Excerpt to read
○ ○ ○ ○ ○ ○ ○
Sliammon Coast Salish words borrowed from Chinuk Wawa
When we comb through a dictionary of a Pacific Northwest Indigenous language, we often find wonderful preserved bits of Chinook Jargon — and so it with the Sliammon Coast Salish language of British Columbia.
The most extensive lexicon available to me at the moment for this language is the one at First Voices.

I understand there’s a much more complete Sliammon dictionary gradually getting put together by community members, but for now, I think you’ll be pleased with the following finds:
- čɛham[-]awt̓xʷ ‘church’ is Salish, not Jargon, but it reflects the widespread Northern Dialect CJ phrase styuil-haws (as it’s written in “Kamloops Wawa”), literally, ‘prayer-house’
- saplen ‘bread’, with a typical PNW Indigenous pronunciation turning the original “L” at the end of the word to an “N”
- činuxʷ[-]qɛn ‘the Chinook jargon’ — this uses the word Chinook (in a locally Indigenized pronunciation) plus the Salish suffix for ‘language’
- top ‘stove’ — this is Chinuk Wawa stup, treated as if it were native to local Salish, which therefore removed the “S-” because Sliammon historically got rid of that noun-marking prefix. Linguists will be excited to see that this helps us to date that linguistic shift in Sliammon to the post-contact era, since CW wasn’t much of a presence for this ethnic group until perhaps the 1860s.
○ ○ ○ ○ ○ ○ ○
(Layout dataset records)
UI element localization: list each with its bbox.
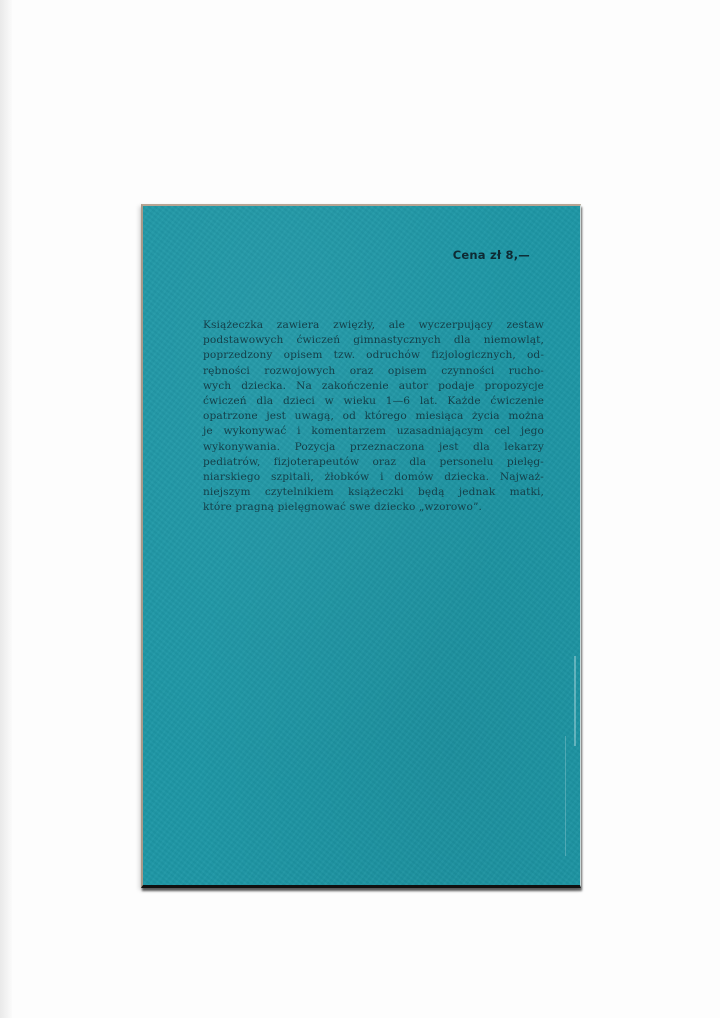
- description-line: poprzedzony opisem tzw. odruchów fizjolo…: [203, 348, 544, 363]
- book-back-cover: Cena zł 8,— Książeczka zawiera zwięzły, …: [141, 204, 581, 888]
- description-line: Książeczka zawiera zwięzły, ale wyczerpu…: [203, 318, 544, 333]
- description-line: wykonywania. Pozycja przeznaczona jest d…: [203, 440, 544, 455]
- cover-wear-mark: [574, 656, 576, 746]
- description-line: wych dziecka. Na zakończenie autor podaj…: [203, 379, 544, 394]
- description-line: je wykonywać i komentarzem uzasadniający…: [203, 424, 544, 439]
- cover-wear-mark: [565, 736, 566, 856]
- description-line: opatrzone jest uwagą, od którego miesiąc…: [203, 409, 544, 424]
- price-label: Cena zł 8,—: [453, 248, 530, 262]
- description-line: niarskiego szpitali, żłobków i domów dzi…: [203, 470, 544, 485]
- description-line: pediatrów, fizjoterapeutów oraz dla pers…: [203, 455, 544, 470]
- description-text: Książeczka zawiera zwięzły, ale wyczerpu…: [203, 318, 544, 516]
- description-line: ćwiczeń dla dzieci w wieku 1—6 lat. Każd…: [203, 394, 544, 409]
- description-line: rębności rozwojowych oraz opisem czynnoś…: [203, 364, 544, 379]
- description-line: które pragną pielęgnować swe dziecko „wz…: [203, 500, 544, 515]
- description-line: niejszym czytelnikiem książeczki będą je…: [203, 485, 544, 500]
- description-line: podstawowych ćwiczeń gimnastycznych dla …: [203, 333, 544, 348]
- scan-edge-shadow: [0, 0, 12, 1018]
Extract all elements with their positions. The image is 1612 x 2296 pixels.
○ ○ ○ ○ ○ ○ ○
Objectives
(1) According to the piece on Sliammon words borrowed from Chinuk Wawa, what does the Sliammon word saplen mean?
(2) Retype the piece on Sliammon words borrowed from Chinuk Wawa from "Sliammon Coast Salish words" to "at First Voices.".

Solution list
(1) Bread.

(2)
Sliammon Coast Salish words borrowed from Chinuk Wawa
When we comb through a dictionary of a Pacific Northwest Indigenous language, we often find wonderful preserved bits of Chinook Jargon — and so it with the Sliammon Coast Salish language of British Columbia.
The most extensive lexicon available to me at the moment for this language is the one at First Voices.